→ **EXERCISE GOAL**
Pick out every line in the data below that holds "this".

— Begin LISTED RECORDS —

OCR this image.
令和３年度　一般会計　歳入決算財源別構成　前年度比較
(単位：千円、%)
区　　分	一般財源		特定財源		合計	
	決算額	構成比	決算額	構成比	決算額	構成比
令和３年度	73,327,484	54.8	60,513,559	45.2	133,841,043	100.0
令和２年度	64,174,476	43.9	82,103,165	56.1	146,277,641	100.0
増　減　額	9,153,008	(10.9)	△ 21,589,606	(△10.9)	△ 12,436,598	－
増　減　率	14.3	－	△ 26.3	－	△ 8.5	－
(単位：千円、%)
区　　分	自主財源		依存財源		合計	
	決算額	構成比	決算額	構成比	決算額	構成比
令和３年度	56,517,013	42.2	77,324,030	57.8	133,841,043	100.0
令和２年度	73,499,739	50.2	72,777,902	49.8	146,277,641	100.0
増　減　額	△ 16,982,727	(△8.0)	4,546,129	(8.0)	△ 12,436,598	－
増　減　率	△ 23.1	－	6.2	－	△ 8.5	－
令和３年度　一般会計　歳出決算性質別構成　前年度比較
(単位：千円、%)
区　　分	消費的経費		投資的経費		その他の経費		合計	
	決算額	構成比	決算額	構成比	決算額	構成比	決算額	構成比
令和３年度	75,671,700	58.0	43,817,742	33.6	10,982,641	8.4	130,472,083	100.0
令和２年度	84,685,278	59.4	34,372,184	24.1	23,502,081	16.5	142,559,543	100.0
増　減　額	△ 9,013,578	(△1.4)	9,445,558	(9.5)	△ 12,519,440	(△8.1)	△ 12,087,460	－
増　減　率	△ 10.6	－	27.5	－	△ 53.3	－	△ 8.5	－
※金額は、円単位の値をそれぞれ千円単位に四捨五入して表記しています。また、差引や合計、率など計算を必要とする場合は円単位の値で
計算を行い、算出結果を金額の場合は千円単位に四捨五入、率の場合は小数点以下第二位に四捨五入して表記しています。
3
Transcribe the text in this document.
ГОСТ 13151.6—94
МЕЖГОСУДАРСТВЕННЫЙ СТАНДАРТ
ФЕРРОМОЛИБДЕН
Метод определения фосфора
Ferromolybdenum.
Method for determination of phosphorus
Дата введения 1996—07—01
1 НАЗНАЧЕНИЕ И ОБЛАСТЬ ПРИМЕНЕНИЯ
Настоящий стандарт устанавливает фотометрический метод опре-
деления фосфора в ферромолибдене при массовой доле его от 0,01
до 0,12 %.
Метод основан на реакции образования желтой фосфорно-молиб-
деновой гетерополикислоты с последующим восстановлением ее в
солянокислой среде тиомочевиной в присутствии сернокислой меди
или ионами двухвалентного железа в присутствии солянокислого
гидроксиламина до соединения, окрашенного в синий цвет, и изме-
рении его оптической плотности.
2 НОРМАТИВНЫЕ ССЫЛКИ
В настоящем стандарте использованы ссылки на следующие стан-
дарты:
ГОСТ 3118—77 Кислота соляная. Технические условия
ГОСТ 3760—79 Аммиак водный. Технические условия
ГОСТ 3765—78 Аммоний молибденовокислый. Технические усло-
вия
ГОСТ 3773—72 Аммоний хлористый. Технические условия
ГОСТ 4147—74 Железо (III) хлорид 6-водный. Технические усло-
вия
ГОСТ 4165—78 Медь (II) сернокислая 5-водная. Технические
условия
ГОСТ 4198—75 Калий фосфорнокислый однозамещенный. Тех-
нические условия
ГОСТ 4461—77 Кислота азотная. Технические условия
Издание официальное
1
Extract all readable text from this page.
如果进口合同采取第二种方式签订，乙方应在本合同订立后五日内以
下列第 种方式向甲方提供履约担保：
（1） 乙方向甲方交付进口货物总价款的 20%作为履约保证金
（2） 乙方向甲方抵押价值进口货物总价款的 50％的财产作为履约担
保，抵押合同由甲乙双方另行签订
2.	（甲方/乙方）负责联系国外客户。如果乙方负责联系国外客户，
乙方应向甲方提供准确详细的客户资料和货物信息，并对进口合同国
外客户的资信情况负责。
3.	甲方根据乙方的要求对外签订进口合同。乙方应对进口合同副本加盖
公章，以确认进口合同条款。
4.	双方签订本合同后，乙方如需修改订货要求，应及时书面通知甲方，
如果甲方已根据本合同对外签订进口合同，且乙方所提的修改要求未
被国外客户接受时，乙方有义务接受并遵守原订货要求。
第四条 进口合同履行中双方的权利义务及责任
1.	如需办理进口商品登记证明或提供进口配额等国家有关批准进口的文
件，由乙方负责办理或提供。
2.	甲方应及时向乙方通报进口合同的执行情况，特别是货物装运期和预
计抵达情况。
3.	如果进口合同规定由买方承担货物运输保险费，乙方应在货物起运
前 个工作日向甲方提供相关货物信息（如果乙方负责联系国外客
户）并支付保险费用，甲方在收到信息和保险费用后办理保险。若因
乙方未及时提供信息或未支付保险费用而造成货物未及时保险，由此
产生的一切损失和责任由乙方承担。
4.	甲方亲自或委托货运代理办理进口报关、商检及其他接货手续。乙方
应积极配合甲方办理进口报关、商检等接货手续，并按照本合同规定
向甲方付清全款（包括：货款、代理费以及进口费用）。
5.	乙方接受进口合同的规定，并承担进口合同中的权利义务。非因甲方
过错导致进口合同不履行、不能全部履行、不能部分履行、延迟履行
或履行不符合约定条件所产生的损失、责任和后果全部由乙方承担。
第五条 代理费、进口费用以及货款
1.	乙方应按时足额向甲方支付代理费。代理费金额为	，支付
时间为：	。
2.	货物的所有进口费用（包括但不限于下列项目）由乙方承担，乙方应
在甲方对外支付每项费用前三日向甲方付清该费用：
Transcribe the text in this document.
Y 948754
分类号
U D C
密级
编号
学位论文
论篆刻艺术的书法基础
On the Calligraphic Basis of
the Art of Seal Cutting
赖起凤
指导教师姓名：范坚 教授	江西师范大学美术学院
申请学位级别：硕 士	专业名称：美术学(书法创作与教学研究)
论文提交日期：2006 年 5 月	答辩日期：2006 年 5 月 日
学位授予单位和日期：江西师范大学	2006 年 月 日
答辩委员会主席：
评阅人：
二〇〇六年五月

— End LISTED RECORDS —

→ **TASK RESULT**
OCR this image.
Transcribe the text in this document.
Extract all readable text from this page.
Transcribe the text in this document.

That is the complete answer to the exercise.